**Goal of the exercise**
Copy out all of the material, matching it word for word.

Data entries:
----

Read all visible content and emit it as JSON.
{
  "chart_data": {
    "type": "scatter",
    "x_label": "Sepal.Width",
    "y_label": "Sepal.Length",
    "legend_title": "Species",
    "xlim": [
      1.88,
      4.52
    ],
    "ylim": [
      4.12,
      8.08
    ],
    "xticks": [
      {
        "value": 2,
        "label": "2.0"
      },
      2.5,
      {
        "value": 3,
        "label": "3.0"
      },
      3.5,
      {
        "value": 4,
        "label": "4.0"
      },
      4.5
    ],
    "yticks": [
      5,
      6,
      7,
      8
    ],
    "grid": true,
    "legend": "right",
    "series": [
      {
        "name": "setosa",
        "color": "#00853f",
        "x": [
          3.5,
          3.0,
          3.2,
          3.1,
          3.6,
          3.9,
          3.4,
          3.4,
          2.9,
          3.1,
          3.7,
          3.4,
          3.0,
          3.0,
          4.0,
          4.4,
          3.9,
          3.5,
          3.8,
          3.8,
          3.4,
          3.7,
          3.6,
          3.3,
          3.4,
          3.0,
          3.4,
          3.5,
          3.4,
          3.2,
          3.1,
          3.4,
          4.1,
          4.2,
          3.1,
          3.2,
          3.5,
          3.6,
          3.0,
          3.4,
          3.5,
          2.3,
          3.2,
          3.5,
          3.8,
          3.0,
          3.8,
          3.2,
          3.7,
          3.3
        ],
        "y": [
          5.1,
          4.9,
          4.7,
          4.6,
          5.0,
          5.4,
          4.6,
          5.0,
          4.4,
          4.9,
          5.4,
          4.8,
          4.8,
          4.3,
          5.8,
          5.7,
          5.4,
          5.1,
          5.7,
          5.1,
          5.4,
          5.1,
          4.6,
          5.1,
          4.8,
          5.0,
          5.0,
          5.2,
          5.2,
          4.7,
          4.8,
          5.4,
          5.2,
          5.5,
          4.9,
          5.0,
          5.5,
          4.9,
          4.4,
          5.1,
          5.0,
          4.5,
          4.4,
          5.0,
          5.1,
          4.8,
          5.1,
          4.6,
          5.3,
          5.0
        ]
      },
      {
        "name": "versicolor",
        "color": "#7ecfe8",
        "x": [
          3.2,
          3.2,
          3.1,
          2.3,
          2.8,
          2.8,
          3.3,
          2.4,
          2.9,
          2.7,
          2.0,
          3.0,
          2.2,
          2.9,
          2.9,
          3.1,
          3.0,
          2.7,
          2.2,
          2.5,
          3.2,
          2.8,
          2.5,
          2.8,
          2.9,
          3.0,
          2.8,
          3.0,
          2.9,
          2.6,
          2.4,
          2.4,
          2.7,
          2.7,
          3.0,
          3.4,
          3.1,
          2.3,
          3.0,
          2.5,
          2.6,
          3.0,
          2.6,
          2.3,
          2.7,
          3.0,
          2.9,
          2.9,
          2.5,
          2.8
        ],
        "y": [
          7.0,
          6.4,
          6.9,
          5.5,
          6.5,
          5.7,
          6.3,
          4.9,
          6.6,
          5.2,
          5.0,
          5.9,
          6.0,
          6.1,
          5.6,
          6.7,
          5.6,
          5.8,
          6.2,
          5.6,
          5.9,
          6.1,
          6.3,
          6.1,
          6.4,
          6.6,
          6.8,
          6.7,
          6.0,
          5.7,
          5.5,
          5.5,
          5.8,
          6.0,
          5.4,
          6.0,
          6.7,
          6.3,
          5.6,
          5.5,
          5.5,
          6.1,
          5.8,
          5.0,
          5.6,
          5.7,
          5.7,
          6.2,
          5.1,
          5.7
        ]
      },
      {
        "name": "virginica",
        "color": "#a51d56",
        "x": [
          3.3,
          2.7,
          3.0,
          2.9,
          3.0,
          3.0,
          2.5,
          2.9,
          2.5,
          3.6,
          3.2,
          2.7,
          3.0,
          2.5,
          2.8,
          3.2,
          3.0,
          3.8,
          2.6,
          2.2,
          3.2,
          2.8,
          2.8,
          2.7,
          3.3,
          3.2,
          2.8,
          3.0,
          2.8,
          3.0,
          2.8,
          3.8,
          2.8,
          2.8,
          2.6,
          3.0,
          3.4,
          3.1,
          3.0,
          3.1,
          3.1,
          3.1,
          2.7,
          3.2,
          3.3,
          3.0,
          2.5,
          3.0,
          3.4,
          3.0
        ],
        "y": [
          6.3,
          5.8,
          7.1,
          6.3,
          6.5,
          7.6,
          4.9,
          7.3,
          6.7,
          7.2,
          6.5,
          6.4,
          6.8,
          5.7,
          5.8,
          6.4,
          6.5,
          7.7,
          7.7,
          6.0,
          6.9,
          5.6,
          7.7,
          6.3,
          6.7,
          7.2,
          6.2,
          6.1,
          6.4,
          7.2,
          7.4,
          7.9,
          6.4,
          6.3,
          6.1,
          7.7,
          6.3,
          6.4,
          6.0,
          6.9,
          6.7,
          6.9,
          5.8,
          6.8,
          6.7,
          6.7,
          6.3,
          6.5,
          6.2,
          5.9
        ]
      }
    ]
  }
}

----

**Task response**
Read all visible content and emit it as JSON.
{
  "chart_data": {
    "type": "scatter",
    "x_label": "Sepal.Width",
    "y_label": "Sepal.Length",
    "legend_title": "Species",
    "xlim": [
      1.88,
      4.52
    ],
    "ylim": [
      4.12,
      8.08
    ],
    "xticks": [
      {
        "value": 2,
        "label": "2.0"
      },
      2.5,
      {
        "value": 3,
        "label": "3.0"
      },
      3.5,
      {
        "value": 4,
        "label": "4.0"
      },
      4.5
    ],
    "yticks": [
      5,
      6,
      7,
      8
    ],
    "grid": true,
    "legend": "right",
    "series": [
      {
        "name": "setosa",
        "color": "#00853f",
        "x": [
          3.5,
          3.0,
          3.2,
          3.1,
          3.6,
          3.9,
          3.4,
          3.4,
          2.9,
          3.1,
          3.7,
          3.4,
          3.0,
          3.0,
          4.0,
          4.4,
          3.9,
          3.5,
          3.8,
          3.8,
          3.4,
          3.7,
          3.6,
          3.3,
          3.4,
          3.0,
          3.4,
          3.5,
          3.4,
          3.2,
          3.1,
          3.4,
          4.1,
          4.2,
          3.1,
          3.2,
          3.5,
          3.6,
          3.0,
          3.4,
          3.5,
          2.3,
          3.2,
          3.5,
          3.8,
          3.0,
          3.8,
          3.2,
          3.7,
          3.3
        ],
        "y": [
          5.1,
          4.9,
          4.7,
          4.6,
          5.0,
          5.4,
          4.6,
          5.0,
          4.4,
          4.9,
          5.4,
          4.8,
          4.8,
          4.3,
          5.8,
          5.7,
          5.4,
          5.1,
          5.7,
          5.1,
          5.4,
          5.1,
          4.6,
          5.1,
          4.8,
          5.0,
          5.0,
          5.2,
          5.2,
          4.7,
          4.8,
          5.4,
          5.2,
          5.5,
          4.9,
          5.0,
          5.5,
          4.9,
          4.4,
          5.1,
          5.0,
          4.5,
          4.4,
          5.0,
          5.1,
          4.8,
          5.1,
          4.6,
          5.3,
          5.0
        ]
      },
      {
        "name": "versicolor",
        "color": "#7ecfe8",
        "x": [
          3.2,
          3.2,
          3.1,
          2.3,
          2.8,
          2.8,
          3.3,
          2.4,
          2.9,
          2.7,
          2.0,
          3.0,
          2.2,
          2.9,
          2.9,
          3.1,
          3.0,
          2.7,
          2.2,
          2.5,
          3.2,
          2.8,
          2.5,
          2.8,
          2.9,
          3.0,
          2.8,
          3.0,
          2.9,
          2.6,
          2.4,
          2.4,
          2.7,
          2.7,
          3.0,
          3.4,
          3.1,
          2.3,
          3.0,
          2.5,
          2.6,
          3.0,
          2.6,
          2.3,
          2.7,
          3.0,
          2.9,
          2.9,
          2.5,
          2.8
        ],
        "y": [
          7.0,
          6.4,
          6.9,
          5.5,
          6.5,
          5.7,
          6.3,
          4.9,
          6.6,
          5.2,
          5.0,
          5.9,
          6.0,
          6.1,
          5.6,
          6.7,
          5.6,
          5.8,
          6.2,
          5.6,
          5.9,
          6.1,
          6.3,
          6.1,
          6.4,
          6.6,
          6.8,
          6.7,
          6.0,
          5.7,
          5.5,
          5.5,
          5.8,
          6.0,
          5.4,
          6.0,
          6.7,
          6.3,
          5.6,
          5.5,
          5.5,
          6.1,
          5.8,
          5.0,
          5.6,
          5.7,
          5.7,
          6.2,
          5.1,
          5.7
        ]
      },
      {
        "name": "virginica",
        "color": "#a51d56",
        "x": [
          3.3,
          2.7,
          3.0,
          2.9,
          3.0,
          3.0,
          2.5,
          2.9,
          2.5,
          3.6,
          3.2,
          2.7,
          3.0,
          2.5,
          2.8,
          3.2,
          3.0,
          3.8,
          2.6,
          2.2,
          3.2,
          2.8,
          2.8,
          2.7,
          3.3,
          3.2,
          2.8,
          3.0,
          2.8,
          3.0,
          2.8,
          3.8,
          2.8,
          2.8,
          2.6,
          3.0,
          3.4,
          3.1,
          3.0,
          3.1,
          3.1,
          3.1,
          2.7,
          3.2,
          3.3,
          3.0,
          2.5,
          3.0,
          3.4,
          3.0
        ],
        "y": [
          6.3,
          5.8,
          7.1,
          6.3,
          6.5,
          7.6,
          4.9,
          7.3,
          6.7,
          7.2,
          6.5,
          6.4,
          6.8,
          5.7,
          5.8,
          6.4,
          6.5,
          7.7,
          7.7,
          6.0,
          6.9,
          5.6,
          7.7,
          6.3,
          6.7,
          7.2,
          6.2,
          6.1,
          6.4,
          7.2,
          7.4,
          7.9,
          6.4,
          6.3,
          6.1,
          7.7,
          6.3,
          6.4,
          6.0,
          6.9,
          6.7,
          6.9,
          5.8,
          6.8,
          6.7,
          6.7,
          6.3,
          6.5,
          6.2,
          5.9
        ]
      }
    ]
  }
}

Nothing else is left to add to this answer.